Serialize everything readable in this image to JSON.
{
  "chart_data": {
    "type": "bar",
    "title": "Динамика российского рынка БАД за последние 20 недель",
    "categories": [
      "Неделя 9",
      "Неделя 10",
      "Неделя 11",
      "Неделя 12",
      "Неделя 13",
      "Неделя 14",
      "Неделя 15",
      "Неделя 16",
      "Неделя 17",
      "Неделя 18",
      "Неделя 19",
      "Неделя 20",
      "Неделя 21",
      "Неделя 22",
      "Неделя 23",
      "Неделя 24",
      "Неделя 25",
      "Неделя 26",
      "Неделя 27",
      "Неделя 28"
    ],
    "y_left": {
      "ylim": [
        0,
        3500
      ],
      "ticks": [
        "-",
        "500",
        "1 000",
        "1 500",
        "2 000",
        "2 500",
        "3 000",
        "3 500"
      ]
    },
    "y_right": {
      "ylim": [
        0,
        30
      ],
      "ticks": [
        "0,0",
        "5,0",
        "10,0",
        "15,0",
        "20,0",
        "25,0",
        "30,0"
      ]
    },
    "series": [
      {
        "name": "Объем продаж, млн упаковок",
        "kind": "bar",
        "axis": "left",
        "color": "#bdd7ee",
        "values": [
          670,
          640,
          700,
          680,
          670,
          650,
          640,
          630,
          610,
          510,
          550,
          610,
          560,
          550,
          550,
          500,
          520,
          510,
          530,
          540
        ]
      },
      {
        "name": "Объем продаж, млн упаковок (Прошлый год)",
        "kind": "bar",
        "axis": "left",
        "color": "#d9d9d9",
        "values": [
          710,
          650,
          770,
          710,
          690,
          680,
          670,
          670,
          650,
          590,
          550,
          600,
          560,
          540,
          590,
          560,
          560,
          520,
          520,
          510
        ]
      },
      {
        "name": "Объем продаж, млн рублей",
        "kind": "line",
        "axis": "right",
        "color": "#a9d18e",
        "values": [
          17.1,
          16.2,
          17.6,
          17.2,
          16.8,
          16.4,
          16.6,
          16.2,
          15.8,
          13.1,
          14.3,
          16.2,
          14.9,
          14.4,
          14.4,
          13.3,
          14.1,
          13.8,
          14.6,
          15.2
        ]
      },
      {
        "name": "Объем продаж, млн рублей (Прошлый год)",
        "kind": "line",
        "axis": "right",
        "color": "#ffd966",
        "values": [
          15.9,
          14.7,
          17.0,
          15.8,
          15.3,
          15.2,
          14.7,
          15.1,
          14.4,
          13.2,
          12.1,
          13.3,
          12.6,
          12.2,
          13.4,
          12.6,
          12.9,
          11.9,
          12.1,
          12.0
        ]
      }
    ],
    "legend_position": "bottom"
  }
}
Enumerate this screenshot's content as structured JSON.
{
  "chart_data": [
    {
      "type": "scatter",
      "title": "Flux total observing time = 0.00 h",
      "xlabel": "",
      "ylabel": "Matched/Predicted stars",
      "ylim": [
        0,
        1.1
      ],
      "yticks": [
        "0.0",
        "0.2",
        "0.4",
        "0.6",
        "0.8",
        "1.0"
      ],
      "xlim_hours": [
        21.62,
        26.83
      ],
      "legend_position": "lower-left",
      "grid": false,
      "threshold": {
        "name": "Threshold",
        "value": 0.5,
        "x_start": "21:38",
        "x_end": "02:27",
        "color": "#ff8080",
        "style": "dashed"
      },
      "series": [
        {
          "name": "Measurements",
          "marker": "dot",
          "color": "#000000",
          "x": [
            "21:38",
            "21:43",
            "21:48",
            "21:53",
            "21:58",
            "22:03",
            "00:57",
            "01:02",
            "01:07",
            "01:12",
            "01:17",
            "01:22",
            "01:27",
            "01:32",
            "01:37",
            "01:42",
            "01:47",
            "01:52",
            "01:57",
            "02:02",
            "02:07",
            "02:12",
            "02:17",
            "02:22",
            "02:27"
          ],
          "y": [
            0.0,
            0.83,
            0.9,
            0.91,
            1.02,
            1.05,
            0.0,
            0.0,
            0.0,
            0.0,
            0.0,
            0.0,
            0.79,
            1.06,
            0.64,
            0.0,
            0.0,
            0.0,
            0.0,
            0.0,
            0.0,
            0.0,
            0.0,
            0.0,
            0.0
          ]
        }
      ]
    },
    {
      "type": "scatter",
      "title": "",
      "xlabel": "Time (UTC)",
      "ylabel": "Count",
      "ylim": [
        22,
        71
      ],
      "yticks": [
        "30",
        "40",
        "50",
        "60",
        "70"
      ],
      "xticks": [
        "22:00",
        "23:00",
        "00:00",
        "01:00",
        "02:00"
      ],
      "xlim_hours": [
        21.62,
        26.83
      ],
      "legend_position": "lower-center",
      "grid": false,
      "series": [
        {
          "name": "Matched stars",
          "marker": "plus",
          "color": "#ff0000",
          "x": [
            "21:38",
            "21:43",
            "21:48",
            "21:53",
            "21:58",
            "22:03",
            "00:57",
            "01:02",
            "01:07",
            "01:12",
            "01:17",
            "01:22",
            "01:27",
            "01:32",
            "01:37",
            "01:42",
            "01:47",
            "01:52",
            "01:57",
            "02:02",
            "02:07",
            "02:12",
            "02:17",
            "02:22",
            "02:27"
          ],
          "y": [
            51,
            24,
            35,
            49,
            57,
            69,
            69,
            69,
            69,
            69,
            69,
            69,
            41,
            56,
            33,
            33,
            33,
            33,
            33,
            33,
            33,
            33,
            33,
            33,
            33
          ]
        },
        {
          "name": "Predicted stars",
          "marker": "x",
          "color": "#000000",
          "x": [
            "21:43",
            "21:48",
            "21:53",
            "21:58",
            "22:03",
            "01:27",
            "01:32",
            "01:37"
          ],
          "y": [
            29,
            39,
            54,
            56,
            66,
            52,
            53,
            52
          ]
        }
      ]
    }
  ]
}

══════

Extract the data in full. Keep it word for word.

Serialize everything readable in this image to JSON.
{
  "chart_data": {
    "type": "bar",
    "title": "Динамика российского рынка БАД за последние 20 недель",
    "categories": [
      "Неделя 9",
      "Неделя 10",
      "Неделя 11",
      "Неделя 12",
      "Неделя 13",
      "Неделя 14",
      "Неделя 15",
      "Неделя 16",
      "Неделя 17",
      "Неделя 18",
      "Неделя 19",
      "Неделя 20",
      "Неделя 21",
      "Неделя 22",
      "Неделя 23",
      "Неделя 24",
      "Неделя 25",
      "Неделя 26",
      "Неделя 27",
      "Неделя 28"
    ],
    "y_left": {
      "ylim": [
        0,
        3500
      ],
      "ticks": [
        "-",
        "500",
        "1 000",
        "1 500",
        "2 000",
        "2 500",
        "3 000",
        "3 500"
      ]
    },
    "y_right": {
      "ylim": [
        0,
        30
      ],
      "ticks": [
        "0,0",
        "5,0",
        "10,0",
        "15,0",
        "20,0",
        "25,0",
        "30,0"
      ]
    },
    "series": [
      {
        "name": "Объем продаж, млн упаковок",
        "kind": "bar",
        "axis": "left",
        "color": "#bdd7ee",
        "values": [
          670,
          640,
          700,
          680,
          670,
          650,
          640,
          630,
          610,
          510,
          550,
          610,
          560,
          550,
          550,
          500,
          520,
          510,
          530,
          540
        ]
      },
      {
        "name": "Объем продаж, млн упаковок (Прошлый год)",
        "kind": "bar",
        "axis": "left",
        "color": "#d9d9d9",
        "values": [
          710,
          650,
          770,
          710,
          690,
          680,
          670,
          670,
          650,
          590,
          550,
          600,
          560,
          540,
          590,
          560,
          560,
          520,
          520,
          510
        ]
      },
      {
        "name": "Объем продаж, млн рублей",
        "kind": "line",
        "axis": "right",
        "color": "#a9d18e",
        "values": [
          17.1,
          16.2,
          17.6,
          17.2,
          16.8,
          16.4,
          16.6,
          16.2,
          15.8,
          13.1,
          14.3,
          16.2,
          14.9,
          14.4,
          14.4,
          13.3,
          14.1,
          13.8,
          14.6,
          15.2
        ]
      },
      {
        "name": "Объем продаж, млн рублей (Прошлый год)",
        "kind": "line",
        "axis": "right",
        "color": "#ffd966",
        "values": [
          15.9,
          14.7,
          17.0,
          15.8,
          15.3,
          15.2,
          14.7,
          15.1,
          14.4,
          13.2,
          12.1,
          13.3,
          12.6,
          12.2,
          13.4,
          12.6,
          12.9,
          11.9,
          12.1,
          12.0
        ]
      }
    ],
    "legend_position": "bottom"
  }
}
Enumerate this screenshot's content as structured JSON.
{
  "chart_data": [
    {
      "type": "scatter",
      "title": "Flux total observing time = 0.00 h",
      "xlabel": "",
      "ylabel": "Matched/Predicted stars",
      "ylim": [
        0,
        1.1
      ],
      "yticks": [
        "0.0",
        "0.2",
        "0.4",
        "0.6",
        "0.8",
        "1.0"
      ],
      "xlim_hours": [
        21.62,
        26.83
      ],
      "legend_position": "lower-left",
      "grid": false,
      "threshold": {
        "name": "Threshold",
        "value": 0.5,
        "x_start": "21:38",
        "x_end": "02:27",
        "color": "#ff8080",
        "style": "dashed"
      },
      "series": [
        {
          "name": "Measurements",
          "marker": "dot",
          "color": "#000000",
          "x": [
            "21:38",
            "21:43",
            "21:48",
            "21:53",
            "21:58",
            "22:03",
            "00:57",
            "01:02",
            "01:07",
            "01:12",
            "01:17",
            "01:22",
            "01:27",
            "01:32",
            "01:37",
            "01:42",
            "01:47",
            "01:52",
            "01:57",
            "02:02",
            "02:07",
            "02:12",
            "02:17",
            "02:22",
            "02:27"
          ],
          "y": [
            0.0,
            0.83,
            0.9,
            0.91,
            1.02,
            1.05,
            0.0,
            0.0,
            0.0,
            0.0,
            0.0,
            0.0,
            0.79,
            1.06,
            0.64,
            0.0,
            0.0,
            0.0,
            0.0,
            0.0,
            0.0,
            0.0,
            0.0,
            0.0,
            0.0
          ]
        }
      ]
    },
    {
      "type": "scatter",
      "title": "",
      "xlabel": "Time (UTC)",
      "ylabel": "Count",
      "ylim": [
        22,
        71
      ],
      "yticks": [
        "30",
        "40",
        "50",
        "60",
        "70"
      ],
      "xticks": [
        "22:00",
        "23:00",
        "00:00",
        "01:00",
        "02:00"
      ],
      "xlim_hours": [
        21.62,
        26.83
      ],
      "legend_position": "lower-center",
      "grid": false,
      "series": [
        {
          "name": "Matched stars",
          "marker": "plus",
          "color": "#ff0000",
          "x": [
            "21:38",
            "21:43",
            "21:48",
            "21:53",
            "21:58",
            "22:03",
            "00:57",
            "01:02",
            "01:07",
            "01:12",
            "01:17",
            "01:22",
            "01:27",
            "01:32",
            "01:37",
            "01:42",
            "01:47",
            "01:52",
            "01:57",
            "02:02",
            "02:07",
            "02:12",
            "02:17",
            "02:22",
            "02:27"
          ],
          "y": [
            51,
            24,
            35,
            49,
            57,
            69,
            69,
            69,
            69,
            69,
            69,
            69,
            41,
            56,
            33,
            33,
            33,
            33,
            33,
            33,
            33,
            33,
            33,
            33,
            33
          ]
        },
        {
          "name": "Predicted stars",
          "marker": "x",
          "color": "#000000",
          "x": [
            "21:43",
            "21:48",
            "21:53",
            "21:58",
            "22:03",
            "01:27",
            "01:32",
            "01:37"
          ],
          "y": [
            29,
            39,
            54,
            56,
            66,
            52,
            53,
            52
          ]
        }
      ]
    }
  ]
}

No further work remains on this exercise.